THE TASK: Output every line below without omitting or altering anything.

>>

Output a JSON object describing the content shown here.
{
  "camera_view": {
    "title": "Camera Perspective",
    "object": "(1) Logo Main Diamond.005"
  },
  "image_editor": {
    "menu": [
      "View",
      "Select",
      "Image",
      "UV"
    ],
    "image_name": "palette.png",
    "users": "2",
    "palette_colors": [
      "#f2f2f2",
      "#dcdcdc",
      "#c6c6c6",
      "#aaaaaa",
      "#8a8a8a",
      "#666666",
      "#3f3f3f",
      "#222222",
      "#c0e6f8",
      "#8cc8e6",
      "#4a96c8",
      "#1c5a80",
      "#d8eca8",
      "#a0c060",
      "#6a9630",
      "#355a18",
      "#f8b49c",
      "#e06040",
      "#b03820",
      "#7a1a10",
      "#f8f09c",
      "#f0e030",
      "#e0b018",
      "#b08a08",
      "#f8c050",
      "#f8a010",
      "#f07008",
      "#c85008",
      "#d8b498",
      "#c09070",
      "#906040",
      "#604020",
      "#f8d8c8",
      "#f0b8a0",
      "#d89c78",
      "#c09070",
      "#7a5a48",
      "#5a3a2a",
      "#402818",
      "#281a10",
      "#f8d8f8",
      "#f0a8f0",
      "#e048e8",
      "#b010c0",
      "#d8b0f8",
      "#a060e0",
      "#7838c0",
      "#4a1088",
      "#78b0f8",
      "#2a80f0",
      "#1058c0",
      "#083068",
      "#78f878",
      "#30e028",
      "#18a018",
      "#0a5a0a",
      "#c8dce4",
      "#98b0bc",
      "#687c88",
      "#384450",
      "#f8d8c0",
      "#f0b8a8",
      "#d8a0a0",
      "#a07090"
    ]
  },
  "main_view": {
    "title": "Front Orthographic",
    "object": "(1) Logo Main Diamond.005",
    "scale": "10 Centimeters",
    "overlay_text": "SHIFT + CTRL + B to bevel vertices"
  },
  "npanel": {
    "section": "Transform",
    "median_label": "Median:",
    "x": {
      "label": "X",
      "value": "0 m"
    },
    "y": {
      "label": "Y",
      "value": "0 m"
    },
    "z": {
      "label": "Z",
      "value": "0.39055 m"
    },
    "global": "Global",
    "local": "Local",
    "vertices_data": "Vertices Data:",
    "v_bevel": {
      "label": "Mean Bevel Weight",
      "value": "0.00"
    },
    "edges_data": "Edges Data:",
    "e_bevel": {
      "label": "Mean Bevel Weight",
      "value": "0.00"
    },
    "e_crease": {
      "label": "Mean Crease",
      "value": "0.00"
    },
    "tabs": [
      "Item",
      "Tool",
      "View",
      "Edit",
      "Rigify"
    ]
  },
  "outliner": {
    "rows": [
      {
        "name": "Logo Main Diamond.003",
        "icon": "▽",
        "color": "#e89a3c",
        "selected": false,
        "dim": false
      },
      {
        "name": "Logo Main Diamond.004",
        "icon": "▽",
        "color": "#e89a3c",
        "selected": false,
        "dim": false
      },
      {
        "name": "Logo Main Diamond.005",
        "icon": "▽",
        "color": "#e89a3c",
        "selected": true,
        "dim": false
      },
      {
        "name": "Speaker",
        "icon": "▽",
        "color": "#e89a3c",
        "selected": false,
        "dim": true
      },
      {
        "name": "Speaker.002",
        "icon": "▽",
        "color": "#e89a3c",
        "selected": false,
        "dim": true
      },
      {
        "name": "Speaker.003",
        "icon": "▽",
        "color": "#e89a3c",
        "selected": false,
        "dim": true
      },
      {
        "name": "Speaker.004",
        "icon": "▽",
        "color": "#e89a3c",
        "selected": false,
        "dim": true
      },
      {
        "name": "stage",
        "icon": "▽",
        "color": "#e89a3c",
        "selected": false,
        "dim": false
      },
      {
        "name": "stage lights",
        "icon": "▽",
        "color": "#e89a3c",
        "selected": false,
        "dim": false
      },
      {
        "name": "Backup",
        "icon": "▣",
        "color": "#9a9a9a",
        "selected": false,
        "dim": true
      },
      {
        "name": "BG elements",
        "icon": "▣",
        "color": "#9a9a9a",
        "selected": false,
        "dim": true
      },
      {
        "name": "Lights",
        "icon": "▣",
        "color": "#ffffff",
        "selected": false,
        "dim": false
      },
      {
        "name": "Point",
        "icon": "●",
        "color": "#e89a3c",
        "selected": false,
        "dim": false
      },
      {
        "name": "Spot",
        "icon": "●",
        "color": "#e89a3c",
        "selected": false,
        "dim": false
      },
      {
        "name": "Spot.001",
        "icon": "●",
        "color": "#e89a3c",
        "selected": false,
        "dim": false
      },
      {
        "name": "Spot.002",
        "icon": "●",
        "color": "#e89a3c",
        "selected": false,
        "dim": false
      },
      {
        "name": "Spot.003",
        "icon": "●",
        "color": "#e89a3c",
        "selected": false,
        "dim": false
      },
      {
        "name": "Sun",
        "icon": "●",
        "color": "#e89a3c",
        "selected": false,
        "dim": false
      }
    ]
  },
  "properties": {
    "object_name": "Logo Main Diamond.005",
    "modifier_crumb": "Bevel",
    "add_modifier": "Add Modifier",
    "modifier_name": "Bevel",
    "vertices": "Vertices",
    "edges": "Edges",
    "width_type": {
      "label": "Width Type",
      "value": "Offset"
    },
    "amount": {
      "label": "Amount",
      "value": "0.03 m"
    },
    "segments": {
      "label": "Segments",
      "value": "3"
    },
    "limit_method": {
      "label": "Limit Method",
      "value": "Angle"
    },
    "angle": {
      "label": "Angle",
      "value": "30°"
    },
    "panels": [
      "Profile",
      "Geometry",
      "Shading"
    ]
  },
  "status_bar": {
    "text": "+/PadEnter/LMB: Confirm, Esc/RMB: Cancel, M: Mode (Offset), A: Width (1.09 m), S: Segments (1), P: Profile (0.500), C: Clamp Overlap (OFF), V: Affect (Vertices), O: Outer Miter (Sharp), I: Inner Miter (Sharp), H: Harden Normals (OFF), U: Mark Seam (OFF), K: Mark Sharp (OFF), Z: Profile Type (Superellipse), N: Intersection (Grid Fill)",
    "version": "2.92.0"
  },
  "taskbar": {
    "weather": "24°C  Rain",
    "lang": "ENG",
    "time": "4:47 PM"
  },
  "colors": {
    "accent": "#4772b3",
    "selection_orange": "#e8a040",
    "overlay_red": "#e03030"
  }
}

<<

EXERCISE RESPONSE:
Output a JSON object describing the content shown here.
{
  "camera_view": {
    "title": "Camera Perspective",
    "object": "(1) Logo Main Diamond.005"
  },
  "image_editor": {
    "menu": [
      "View",
      "Select",
      "Image",
      "UV"
    ],
    "image_name": "palette.png",
    "users": "2",
    "palette_colors": [
      "#f2f2f2",
      "#dcdcdc",
      "#c6c6c6",
      "#aaaaaa",
      "#8a8a8a",
      "#666666",
      "#3f3f3f",
      "#222222",
      "#c0e6f8",
      "#8cc8e6",
      "#4a96c8",
      "#1c5a80",
      "#d8eca8",
      "#a0c060",
      "#6a9630",
      "#355a18",
      "#f8b49c",
      "#e06040",
      "#b03820",
      "#7a1a10",
      "#f8f09c",
      "#f0e030",
      "#e0b018",
      "#b08a08",
      "#f8c050",
      "#f8a010",
      "#f07008",
      "#c85008",
      "#d8b498",
      "#c09070",
      "#906040",
      "#604020",
      "#f8d8c8",
      "#f0b8a0",
      "#d89c78",
      "#c09070",
      "#7a5a48",
      "#5a3a2a",
      "#402818",
      "#281a10",
      "#f8d8f8",
      "#f0a8f0",
      "#e048e8",
      "#b010c0",
      "#d8b0f8",
      "#a060e0",
      "#7838c0",
      "#4a1088",
      "#78b0f8",
      "#2a80f0",
      "#1058c0",
      "#083068",
      "#78f878",
      "#30e028",
      "#18a018",
      "#0a5a0a",
      "#c8dce4",
      "#98b0bc",
      "#687c88",
      "#384450",
      "#f8d8c0",
      "#f0b8a8",
      "#d8a0a0",
      "#a07090"
    ]
  },
  "main_view": {
    "title": "Front Orthographic",
    "object": "(1) Logo Main Diamond.005",
    "scale": "10 Centimeters",
    "overlay_text": "SHIFT + CTRL + B to bevel vertices"
  },
  "npanel": {
    "section": "Transform",
    "median_label": "Median:",
    "x": {
      "label": "X",
      "value": "0 m"
    },
    "y": {
      "label": "Y",
      "value": "0 m"
    },
    "z": {
      "label": "Z",
      "value": "0.39055 m"
    },
    "global": "Global",
    "local": "Local",
    "vertices_data": "Vertices Data:",
    "v_bevel": {
      "label": "Mean Bevel Weight",
      "value": "0.00"
    },
    "edges_data": "Edges Data:",
    "e_bevel": {
      "label": "Mean Bevel Weight",
      "value": "0.00"
    },
    "e_crease": {
      "label": "Mean Crease",
      "value": "0.00"
    },
    "tabs": [
      "Item",
      "Tool",
      "View",
      "Edit",
      "Rigify"
    ]
  },
  "outliner": {
    "rows": [
      {
        "name": "Logo Main Diamond.003",
        "icon": "▽",
        "color": "#e89a3c",
        "selected": false,
        "dim": false
      },
      {
        "name": "Logo Main Diamond.004",
        "icon": "▽",
        "color": "#e89a3c",
        "selected": false,
        "dim": false
      },
      {
        "name": "Logo Main Diamond.005",
        "icon": "▽",
        "color": "#e89a3c",
        "selected": true,
        "dim": false
      },
      {
        "name": "Speaker",
        "icon": "▽",
        "color": "#e89a3c",
        "selected": false,
        "dim": true
      },
      {
        "name": "Speaker.002",
        "icon": "▽",
        "color": "#e89a3c",
        "selected": false,
        "dim": true
      },
      {
        "name": "Speaker.003",
        "icon": "▽",
        "color": "#e89a3c",
        "selected": false,
        "dim": true
      },
      {
        "name": "Speaker.004",
        "icon": "▽",
        "color": "#e89a3c",
        "selected": false,
        "dim": true
      },
      {
        "name": "stage",
        "icon": "▽",
        "color": "#e89a3c",
        "selected": false,
        "dim": false
      },
      {
        "name": "stage lights",
        "icon": "▽",
        "color": "#e89a3c",
        "selected": false,
        "dim": false
      },
      {
        "name": "Backup",
        "icon": "▣",
        "color": "#9a9a9a",
        "selected": false,
        "dim": true
      },
      {
        "name": "BG elements",
        "icon": "▣",
        "color": "#9a9a9a",
        "selected": false,
        "dim": true
      },
      {
        "name": "Lights",
        "icon": "▣",
        "color": "#ffffff",
        "selected": false,
        "dim": false
      },
      {
        "name": "Point",
        "icon": "●",
        "color": "#e89a3c",
        "selected": false,
        "dim": false
      },
      {
        "name": "Spot",
        "icon": "●",
        "color": "#e89a3c",
        "selected": false,
        "dim": false
      },
      {
        "name": "Spot.001",
        "icon": "●",
        "color": "#e89a3c",
        "selected": false,
        "dim": false
      },
      {
        "name": "Spot.002",
        "icon": "●",
        "color": "#e89a3c",
        "selected": false,
        "dim": false
      },
      {
        "name": "Spot.003",
        "icon": "●",
        "color": "#e89a3c",
        "selected": false,
        "dim": false
      },
      {
        "name": "Sun",
        "icon": "●",
        "color": "#e89a3c",
        "selected": false,
        "dim": false
      }
    ]
  },
  "properties": {
    "object_name": "Logo Main Diamond.005",
    "modifier_crumb": "Bevel",
    "add_modifier": "Add Modifier",
    "modifier_name": "Bevel",
    "vertices": "Vertices",
    "edges": "Edges",
    "width_type": {
      "label": "Width Type",
      "value": "Offset"
    },
    "amount": {
      "label": "Amount",
      "value": "0.03 m"
    },
    "segments": {
      "label": "Segments",
      "value": "3"
    },
    "limit_method": {
      "label": "Limit Method",
      "value": "Angle"
    },
    "angle": {
      "label": "Angle",
      "value": "30°"
    },
    "panels": [
      "Profile",
      "Geometry",
      "Shading"
    ]
  },
  "status_bar": {
    "text": "+/PadEnter/LMB: Confirm, Esc/RMB: Cancel, M: Mode (Offset), A: Width (1.09 m), S: Segments (1), P: Profile (0.500), C: Clamp Overlap (OFF), V: Affect (Vertices), O: Outer Miter (Sharp), I: Inner Miter (Sharp), H: Harden Normals (OFF), U: Mark Seam (OFF), K: Mark Sharp (OFF), Z: Profile Type (Superellipse), N: Intersection (Grid Fill)",
    "version": "2.92.0"
  },
  "taskbar": {
    "weather": "24°C  Rain",
    "lang": "ENG",
    "time": "4:47 PM"
  },
  "colors": {
    "accent": "#4772b3",
    "selection_orange": "#e8a040",
    "overlay_red": "#e03030"
  }
}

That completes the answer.